= WHAT TO DO =
Extract each line from the entries below that has the string "JSON" in it.

Rows from a figure dataset
===
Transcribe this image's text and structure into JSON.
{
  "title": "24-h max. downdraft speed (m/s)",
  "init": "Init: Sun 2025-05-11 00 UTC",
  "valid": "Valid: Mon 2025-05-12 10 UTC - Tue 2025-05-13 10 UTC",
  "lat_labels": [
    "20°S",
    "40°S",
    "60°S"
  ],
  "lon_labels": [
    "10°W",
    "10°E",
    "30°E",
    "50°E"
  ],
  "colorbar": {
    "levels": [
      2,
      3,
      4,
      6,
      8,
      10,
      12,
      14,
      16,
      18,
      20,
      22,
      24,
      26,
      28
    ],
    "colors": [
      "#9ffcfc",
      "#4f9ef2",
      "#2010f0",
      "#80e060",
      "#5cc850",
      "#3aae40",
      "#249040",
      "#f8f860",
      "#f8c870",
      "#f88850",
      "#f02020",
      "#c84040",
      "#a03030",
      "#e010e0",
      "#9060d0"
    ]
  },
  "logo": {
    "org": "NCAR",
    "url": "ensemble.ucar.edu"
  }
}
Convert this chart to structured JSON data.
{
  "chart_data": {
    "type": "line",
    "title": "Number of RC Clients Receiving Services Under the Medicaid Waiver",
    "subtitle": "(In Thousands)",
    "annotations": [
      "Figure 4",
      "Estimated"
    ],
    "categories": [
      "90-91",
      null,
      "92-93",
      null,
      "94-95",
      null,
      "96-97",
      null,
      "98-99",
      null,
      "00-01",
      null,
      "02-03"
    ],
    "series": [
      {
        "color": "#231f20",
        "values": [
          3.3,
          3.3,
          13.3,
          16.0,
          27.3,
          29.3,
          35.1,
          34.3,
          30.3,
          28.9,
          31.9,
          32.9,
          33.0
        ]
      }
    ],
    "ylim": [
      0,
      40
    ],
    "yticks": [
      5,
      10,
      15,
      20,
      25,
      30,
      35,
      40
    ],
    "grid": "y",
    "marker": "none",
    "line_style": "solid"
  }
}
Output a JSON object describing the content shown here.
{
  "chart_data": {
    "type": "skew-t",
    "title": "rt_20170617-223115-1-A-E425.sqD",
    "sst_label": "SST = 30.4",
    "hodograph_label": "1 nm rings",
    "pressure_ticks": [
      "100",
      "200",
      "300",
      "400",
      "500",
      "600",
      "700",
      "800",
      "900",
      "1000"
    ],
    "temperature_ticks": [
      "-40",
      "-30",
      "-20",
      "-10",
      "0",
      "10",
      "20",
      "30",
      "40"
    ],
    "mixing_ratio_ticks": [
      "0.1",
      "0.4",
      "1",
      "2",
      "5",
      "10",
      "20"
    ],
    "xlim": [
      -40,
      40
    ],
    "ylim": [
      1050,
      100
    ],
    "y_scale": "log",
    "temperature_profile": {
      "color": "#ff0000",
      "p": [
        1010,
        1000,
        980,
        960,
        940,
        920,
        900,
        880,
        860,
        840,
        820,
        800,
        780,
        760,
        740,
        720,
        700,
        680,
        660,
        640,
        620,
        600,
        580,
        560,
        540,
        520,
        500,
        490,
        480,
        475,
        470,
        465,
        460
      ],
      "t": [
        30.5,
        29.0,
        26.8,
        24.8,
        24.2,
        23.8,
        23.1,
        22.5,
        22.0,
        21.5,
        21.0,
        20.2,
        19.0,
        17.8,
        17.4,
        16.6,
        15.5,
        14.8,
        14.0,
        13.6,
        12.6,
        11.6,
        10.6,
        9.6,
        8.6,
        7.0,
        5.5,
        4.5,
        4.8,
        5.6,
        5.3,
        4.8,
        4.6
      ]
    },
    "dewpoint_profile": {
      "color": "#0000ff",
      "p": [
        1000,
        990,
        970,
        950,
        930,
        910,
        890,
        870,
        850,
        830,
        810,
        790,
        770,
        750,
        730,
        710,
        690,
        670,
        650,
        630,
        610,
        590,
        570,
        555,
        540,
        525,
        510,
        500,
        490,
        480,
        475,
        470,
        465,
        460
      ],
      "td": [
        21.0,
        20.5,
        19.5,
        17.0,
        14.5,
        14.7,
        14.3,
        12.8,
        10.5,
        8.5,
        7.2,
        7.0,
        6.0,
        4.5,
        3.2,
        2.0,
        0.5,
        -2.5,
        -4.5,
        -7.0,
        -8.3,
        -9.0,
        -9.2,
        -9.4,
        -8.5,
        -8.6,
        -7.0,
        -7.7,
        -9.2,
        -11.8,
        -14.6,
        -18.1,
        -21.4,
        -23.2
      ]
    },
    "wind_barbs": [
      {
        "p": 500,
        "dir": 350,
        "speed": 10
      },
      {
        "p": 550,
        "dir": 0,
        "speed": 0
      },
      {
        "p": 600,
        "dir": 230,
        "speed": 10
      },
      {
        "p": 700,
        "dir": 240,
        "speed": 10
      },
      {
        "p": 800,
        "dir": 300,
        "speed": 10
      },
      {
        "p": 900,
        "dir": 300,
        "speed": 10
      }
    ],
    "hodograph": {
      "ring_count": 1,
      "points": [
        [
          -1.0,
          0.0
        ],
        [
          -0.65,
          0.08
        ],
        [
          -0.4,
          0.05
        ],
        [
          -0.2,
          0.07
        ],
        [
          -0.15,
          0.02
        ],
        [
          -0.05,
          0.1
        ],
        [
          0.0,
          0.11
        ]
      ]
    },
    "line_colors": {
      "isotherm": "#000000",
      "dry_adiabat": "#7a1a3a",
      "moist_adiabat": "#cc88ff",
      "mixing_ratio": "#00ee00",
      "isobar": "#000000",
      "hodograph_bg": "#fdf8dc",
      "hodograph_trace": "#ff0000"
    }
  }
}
===
= REPLY =
Transcribe this image's text and structure into JSON.
Convert this chart to structured JSON data.
Output a JSON object describing the content shown here.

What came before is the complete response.